-- Begin INPUT RECORDS --

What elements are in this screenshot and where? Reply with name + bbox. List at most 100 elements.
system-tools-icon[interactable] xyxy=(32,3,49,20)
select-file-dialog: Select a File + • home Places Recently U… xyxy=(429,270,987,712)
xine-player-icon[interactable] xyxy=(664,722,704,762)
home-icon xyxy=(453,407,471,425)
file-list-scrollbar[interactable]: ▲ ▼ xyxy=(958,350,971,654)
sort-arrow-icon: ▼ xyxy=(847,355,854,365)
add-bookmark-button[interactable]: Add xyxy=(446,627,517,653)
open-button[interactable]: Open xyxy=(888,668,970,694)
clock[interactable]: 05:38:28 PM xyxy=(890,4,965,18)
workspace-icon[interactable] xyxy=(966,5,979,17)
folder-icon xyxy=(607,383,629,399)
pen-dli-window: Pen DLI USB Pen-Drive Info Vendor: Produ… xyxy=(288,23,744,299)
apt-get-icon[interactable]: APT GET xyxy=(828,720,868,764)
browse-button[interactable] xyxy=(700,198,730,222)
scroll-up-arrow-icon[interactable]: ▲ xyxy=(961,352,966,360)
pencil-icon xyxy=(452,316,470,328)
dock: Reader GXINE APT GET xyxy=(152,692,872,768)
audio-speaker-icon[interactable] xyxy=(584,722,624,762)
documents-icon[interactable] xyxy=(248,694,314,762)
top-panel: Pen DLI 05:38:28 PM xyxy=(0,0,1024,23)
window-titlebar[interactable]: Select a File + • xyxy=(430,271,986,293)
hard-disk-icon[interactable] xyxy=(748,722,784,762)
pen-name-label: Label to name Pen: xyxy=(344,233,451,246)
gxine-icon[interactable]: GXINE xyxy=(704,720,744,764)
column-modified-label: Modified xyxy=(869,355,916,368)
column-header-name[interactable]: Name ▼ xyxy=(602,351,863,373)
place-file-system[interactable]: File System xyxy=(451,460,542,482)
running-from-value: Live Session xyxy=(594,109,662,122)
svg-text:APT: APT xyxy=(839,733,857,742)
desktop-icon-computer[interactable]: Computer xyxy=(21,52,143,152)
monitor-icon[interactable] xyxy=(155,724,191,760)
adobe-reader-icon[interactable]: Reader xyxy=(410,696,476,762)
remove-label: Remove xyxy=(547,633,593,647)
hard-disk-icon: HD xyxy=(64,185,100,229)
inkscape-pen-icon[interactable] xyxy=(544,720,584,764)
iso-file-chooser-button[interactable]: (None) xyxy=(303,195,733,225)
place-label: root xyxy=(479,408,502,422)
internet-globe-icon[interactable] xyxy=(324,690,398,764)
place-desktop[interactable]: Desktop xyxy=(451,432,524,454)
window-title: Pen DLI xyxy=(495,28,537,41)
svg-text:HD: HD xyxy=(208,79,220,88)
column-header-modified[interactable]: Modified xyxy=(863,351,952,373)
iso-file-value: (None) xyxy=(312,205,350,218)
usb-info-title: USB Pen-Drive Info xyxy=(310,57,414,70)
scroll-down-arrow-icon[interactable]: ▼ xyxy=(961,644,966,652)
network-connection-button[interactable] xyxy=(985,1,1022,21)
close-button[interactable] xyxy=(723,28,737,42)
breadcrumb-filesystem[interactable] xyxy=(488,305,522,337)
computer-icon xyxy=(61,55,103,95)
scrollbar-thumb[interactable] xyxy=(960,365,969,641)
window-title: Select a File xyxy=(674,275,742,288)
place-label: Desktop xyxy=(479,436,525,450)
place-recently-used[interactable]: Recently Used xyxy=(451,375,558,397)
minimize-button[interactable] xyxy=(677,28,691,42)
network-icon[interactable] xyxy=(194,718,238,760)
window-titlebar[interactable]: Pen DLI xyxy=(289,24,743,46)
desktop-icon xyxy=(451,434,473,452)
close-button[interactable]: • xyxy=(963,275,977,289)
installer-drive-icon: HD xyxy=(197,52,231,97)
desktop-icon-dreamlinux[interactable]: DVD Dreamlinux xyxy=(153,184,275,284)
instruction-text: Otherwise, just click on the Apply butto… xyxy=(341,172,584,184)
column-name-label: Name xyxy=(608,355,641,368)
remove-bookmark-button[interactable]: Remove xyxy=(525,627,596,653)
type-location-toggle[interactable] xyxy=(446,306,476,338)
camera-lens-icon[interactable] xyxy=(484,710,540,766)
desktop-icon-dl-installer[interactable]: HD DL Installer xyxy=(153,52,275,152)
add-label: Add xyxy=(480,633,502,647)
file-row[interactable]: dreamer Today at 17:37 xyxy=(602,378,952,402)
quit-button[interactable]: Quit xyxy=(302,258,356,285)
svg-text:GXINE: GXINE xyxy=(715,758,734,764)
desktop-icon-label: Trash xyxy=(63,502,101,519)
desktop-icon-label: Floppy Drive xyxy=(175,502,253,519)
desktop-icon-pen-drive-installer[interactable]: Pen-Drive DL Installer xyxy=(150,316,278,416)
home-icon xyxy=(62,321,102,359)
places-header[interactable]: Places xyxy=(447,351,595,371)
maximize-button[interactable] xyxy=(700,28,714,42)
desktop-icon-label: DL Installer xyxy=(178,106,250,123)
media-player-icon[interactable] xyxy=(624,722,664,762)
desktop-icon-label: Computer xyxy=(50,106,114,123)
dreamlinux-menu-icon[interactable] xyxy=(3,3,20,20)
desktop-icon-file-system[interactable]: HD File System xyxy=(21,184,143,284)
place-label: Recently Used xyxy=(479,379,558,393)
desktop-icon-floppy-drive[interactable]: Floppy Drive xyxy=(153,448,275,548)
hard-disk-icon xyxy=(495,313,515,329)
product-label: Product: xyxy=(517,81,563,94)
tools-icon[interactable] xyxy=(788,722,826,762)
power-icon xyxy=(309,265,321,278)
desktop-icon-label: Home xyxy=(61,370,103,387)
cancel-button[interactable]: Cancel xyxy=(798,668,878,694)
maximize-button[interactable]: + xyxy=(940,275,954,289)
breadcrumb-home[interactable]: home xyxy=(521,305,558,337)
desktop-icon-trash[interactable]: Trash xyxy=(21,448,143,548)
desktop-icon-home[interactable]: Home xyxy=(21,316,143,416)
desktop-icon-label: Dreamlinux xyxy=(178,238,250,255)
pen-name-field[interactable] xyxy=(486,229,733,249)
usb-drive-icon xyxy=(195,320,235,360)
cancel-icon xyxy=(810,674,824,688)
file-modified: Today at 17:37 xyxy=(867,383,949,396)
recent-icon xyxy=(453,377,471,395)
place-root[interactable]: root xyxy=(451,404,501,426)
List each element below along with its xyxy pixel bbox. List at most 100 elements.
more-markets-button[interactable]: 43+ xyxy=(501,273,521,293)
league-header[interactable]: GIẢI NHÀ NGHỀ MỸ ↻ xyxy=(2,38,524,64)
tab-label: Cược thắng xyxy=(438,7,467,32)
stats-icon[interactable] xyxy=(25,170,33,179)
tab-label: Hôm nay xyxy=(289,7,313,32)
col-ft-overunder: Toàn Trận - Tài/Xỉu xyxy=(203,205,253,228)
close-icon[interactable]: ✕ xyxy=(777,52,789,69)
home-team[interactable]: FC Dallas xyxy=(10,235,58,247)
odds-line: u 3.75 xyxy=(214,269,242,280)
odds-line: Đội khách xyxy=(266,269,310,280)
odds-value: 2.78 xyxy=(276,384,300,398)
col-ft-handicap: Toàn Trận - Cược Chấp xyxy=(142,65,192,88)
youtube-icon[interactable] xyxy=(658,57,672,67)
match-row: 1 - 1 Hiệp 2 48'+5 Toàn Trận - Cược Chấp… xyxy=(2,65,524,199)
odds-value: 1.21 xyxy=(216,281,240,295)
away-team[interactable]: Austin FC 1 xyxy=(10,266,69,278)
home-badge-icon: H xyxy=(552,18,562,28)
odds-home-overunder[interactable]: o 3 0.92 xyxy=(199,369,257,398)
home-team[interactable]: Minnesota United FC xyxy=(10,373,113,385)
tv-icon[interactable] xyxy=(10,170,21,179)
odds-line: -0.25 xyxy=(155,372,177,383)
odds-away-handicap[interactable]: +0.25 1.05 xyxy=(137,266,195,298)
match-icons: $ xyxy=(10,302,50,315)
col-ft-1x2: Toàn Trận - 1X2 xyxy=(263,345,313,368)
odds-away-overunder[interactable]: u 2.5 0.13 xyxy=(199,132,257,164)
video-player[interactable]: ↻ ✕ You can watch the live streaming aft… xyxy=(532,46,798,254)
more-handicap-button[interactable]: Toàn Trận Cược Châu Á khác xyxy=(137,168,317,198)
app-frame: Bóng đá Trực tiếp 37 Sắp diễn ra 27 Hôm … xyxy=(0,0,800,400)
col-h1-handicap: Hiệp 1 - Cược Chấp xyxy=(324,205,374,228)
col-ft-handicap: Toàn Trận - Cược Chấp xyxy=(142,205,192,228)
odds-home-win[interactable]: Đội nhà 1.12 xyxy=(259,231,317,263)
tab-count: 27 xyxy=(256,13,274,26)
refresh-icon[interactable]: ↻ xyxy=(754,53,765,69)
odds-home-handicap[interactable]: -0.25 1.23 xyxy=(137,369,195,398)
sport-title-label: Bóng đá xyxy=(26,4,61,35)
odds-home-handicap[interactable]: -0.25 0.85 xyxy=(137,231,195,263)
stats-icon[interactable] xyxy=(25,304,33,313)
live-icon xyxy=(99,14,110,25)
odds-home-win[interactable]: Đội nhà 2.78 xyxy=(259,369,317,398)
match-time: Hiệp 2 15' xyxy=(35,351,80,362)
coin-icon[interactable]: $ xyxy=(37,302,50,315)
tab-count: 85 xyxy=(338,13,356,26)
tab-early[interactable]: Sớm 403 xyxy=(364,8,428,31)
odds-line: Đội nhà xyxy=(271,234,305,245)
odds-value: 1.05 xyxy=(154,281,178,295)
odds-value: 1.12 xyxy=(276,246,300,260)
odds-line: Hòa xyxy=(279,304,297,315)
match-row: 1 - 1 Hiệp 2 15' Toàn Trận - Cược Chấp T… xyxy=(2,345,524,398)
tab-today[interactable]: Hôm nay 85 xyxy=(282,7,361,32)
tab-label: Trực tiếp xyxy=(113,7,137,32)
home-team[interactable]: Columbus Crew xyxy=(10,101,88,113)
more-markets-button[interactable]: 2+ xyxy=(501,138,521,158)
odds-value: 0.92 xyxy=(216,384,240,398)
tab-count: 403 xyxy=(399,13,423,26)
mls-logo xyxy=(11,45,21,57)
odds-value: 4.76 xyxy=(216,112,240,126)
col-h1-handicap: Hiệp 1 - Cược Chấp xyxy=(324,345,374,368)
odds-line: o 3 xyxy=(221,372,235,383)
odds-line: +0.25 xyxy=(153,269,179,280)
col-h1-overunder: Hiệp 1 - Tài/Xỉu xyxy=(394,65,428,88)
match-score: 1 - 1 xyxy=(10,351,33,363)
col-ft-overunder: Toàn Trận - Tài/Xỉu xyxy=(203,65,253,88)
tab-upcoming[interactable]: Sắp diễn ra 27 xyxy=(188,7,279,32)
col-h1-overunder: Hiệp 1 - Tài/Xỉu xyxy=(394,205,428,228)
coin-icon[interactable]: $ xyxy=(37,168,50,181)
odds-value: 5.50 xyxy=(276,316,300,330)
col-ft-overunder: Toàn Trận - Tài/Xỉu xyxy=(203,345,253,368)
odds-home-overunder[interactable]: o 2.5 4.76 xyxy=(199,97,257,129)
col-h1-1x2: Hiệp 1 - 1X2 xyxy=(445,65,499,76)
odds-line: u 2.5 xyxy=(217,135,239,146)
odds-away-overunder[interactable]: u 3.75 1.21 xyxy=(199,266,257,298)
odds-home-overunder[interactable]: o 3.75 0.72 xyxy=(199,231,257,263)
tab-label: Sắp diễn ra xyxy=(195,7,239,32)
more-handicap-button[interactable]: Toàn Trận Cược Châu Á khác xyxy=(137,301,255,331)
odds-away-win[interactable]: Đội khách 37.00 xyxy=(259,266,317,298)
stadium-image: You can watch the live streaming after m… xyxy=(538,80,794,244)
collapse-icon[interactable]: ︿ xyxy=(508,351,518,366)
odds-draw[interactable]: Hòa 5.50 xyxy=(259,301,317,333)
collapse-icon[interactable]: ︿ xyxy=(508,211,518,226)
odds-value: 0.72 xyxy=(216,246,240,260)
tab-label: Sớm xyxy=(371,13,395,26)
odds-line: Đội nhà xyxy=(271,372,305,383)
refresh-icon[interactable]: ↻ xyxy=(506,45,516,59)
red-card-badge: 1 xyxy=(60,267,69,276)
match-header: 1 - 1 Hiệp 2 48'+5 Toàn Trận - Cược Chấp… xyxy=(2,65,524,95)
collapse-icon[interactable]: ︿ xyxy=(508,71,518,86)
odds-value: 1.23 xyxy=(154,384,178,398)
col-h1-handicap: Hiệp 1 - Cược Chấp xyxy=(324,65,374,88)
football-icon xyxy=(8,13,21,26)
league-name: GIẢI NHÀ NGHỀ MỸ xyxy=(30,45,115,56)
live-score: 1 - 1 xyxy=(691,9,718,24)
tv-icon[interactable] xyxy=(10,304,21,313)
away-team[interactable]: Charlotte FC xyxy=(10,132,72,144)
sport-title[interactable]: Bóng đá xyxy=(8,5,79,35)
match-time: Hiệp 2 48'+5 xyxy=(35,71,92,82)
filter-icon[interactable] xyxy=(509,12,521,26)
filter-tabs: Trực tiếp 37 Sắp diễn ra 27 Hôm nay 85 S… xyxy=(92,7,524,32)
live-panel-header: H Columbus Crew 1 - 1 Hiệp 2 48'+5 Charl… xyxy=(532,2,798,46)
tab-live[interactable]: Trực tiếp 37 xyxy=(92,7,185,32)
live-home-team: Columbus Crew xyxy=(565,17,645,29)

-- End INPUT RECORDS --

- **INSTRUCTIONS FOR THE TASK**: Repeat the items from the very first line up to and including the line that contains "browse-button[interactable] xyxy=(700,198,730,222)".

- **WRITTEN RESPONSE**:
What elements are in this screenshot and where? Reply with name + bbox. List at most 100 elements.
system-tools-icon[interactable] xyxy=(32,3,49,20)
select-file-dialog: Select a File + • home Places Recently U… xyxy=(429,270,987,712)
xine-player-icon[interactable] xyxy=(664,722,704,762)
home-icon xyxy=(453,407,471,425)
file-list-scrollbar[interactable]: ▲ ▼ xyxy=(958,350,971,654)
sort-arrow-icon: ▼ xyxy=(847,355,854,365)
add-bookmark-button[interactable]: Add xyxy=(446,627,517,653)
open-button[interactable]: Open xyxy=(888,668,970,694)
clock[interactable]: 05:38:28 PM xyxy=(890,4,965,18)
workspace-icon[interactable] xyxy=(966,5,979,17)
folder-icon xyxy=(607,383,629,399)
pen-dli-window: Pen DLI USB Pen-Drive Info Vendor: Produ… xyxy=(288,23,744,299)
apt-get-icon[interactable]: APT GET xyxy=(828,720,868,764)
browse-button[interactable] xyxy=(700,198,730,222)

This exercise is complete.